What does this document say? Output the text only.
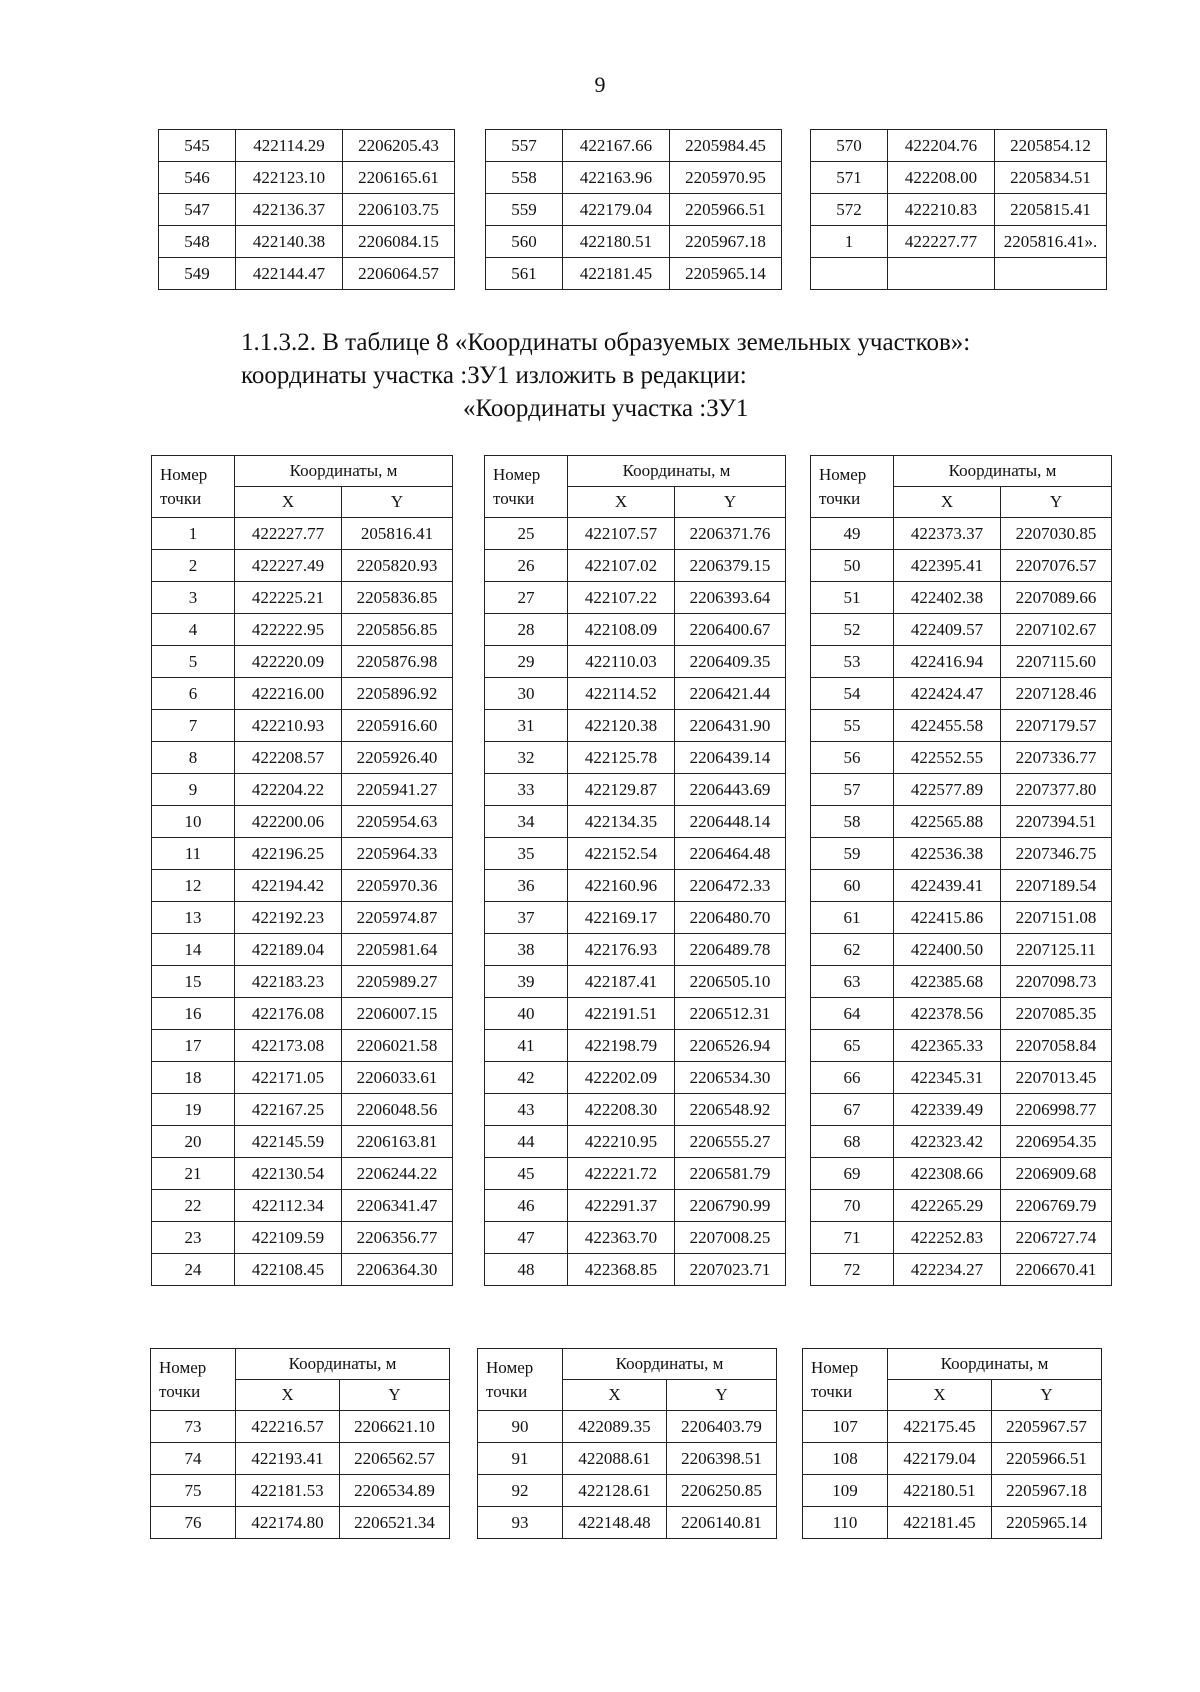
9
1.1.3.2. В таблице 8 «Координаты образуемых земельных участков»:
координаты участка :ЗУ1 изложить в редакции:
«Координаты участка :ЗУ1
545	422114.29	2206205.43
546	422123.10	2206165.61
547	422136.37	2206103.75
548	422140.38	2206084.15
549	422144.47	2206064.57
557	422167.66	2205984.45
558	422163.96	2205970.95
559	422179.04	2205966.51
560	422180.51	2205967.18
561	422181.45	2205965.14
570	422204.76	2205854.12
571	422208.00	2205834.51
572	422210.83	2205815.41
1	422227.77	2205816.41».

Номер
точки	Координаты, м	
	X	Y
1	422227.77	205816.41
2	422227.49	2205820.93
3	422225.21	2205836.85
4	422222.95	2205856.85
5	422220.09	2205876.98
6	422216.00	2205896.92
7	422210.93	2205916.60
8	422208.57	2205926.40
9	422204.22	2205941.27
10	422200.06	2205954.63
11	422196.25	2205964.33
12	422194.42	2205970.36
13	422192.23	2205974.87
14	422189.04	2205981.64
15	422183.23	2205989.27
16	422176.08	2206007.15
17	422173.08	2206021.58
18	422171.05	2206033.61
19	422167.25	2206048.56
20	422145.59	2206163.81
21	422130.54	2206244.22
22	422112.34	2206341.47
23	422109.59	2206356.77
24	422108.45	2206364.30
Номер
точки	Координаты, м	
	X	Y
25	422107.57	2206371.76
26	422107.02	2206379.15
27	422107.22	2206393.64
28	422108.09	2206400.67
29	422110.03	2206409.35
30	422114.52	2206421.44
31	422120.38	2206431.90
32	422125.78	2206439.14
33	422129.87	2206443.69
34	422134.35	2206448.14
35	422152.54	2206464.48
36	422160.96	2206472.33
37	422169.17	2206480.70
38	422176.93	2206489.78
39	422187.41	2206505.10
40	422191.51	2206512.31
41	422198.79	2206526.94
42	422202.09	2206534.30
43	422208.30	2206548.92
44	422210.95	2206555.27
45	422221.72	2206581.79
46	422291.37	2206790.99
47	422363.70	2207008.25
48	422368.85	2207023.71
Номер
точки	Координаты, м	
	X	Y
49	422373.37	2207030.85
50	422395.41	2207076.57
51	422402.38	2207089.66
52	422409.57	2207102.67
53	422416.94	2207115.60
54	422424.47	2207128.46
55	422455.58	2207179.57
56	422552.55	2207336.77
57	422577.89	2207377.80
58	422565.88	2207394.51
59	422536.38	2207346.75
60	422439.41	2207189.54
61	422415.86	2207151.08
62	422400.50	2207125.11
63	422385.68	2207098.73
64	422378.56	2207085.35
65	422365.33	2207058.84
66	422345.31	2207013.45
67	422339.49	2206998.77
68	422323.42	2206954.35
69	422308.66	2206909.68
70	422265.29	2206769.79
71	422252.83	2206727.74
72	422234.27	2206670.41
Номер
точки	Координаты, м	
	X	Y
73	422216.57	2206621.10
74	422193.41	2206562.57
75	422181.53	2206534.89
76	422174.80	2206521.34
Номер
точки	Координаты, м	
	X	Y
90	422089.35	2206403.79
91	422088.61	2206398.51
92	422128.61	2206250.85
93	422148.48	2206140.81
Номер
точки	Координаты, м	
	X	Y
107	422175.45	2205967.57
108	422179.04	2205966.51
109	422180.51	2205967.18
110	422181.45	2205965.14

____________________

• Problem details: Find the lines above that contain the word "участка" and collect them.

• Full output:
координаты участка :ЗУ1 изложить в редакции:
«Координаты участка :ЗУ1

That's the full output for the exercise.